- [Record excerpts]:
++++++++
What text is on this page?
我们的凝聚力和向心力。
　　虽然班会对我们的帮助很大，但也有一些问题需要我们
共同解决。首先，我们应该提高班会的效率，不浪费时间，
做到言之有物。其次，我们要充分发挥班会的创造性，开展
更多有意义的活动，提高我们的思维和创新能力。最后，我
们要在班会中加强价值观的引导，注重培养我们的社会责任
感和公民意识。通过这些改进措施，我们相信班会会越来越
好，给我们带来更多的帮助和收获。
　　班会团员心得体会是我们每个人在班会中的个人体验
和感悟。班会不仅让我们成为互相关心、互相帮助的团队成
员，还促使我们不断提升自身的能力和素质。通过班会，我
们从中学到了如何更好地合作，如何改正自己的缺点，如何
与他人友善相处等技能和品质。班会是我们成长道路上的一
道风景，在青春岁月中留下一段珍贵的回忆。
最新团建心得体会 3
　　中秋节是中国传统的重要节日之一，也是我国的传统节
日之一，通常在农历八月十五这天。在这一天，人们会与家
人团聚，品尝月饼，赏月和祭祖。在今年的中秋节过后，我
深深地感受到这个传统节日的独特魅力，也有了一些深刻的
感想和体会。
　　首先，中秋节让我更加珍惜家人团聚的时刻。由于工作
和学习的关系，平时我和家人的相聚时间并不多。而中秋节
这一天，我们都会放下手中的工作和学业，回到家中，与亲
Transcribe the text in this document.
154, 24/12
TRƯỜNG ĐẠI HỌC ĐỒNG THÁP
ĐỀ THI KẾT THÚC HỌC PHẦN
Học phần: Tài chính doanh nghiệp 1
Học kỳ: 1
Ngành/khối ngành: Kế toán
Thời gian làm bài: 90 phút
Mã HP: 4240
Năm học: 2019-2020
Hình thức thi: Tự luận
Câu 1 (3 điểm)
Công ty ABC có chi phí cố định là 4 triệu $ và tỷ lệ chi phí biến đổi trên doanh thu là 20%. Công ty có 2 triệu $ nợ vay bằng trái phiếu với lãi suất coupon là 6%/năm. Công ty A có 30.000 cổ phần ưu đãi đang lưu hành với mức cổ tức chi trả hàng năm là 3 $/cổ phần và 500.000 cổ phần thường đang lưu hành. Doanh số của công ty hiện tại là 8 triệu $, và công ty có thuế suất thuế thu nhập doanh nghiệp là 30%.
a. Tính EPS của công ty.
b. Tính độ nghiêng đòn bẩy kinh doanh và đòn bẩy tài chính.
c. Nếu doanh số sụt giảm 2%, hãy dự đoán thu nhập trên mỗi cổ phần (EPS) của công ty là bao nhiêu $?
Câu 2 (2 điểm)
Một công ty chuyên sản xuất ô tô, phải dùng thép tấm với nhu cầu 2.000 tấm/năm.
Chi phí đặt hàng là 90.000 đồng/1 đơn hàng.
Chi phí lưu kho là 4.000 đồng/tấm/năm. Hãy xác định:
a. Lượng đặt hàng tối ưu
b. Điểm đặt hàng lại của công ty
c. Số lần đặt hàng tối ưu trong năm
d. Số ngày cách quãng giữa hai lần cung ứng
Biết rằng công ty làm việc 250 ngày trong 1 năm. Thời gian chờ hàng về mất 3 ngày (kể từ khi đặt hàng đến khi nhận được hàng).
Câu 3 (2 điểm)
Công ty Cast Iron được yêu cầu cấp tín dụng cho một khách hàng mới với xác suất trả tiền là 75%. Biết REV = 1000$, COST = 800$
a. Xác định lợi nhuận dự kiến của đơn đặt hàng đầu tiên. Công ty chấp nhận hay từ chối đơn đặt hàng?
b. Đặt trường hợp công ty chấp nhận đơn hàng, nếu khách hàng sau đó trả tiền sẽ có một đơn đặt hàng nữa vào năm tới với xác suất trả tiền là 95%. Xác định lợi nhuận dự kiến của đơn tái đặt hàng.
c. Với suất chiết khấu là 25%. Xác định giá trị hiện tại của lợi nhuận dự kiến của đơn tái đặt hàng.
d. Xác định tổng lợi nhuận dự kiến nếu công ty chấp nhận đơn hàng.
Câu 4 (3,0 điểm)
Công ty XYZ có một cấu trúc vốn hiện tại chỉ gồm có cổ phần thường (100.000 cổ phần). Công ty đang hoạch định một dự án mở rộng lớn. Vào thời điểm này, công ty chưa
++++++++
Which lines hold the string "tiền"? Copy all of them from the data above.

Công ty Cast Iron được yêu cầu cấp tín dụng cho một khách hàng mới với xác suất trả tiền là 75%. Biết REV = 1000$, COST = 800$
b. Đặt trường hợp công ty chấp nhận đơn hàng, nếu khách hàng sau đó trả tiền sẽ có một đơn đặt hàng nữa vào năm tới với xác suất trả tiền là 95%. Xác định lợi nhuận dự kiến của đơn tái đặt hàng.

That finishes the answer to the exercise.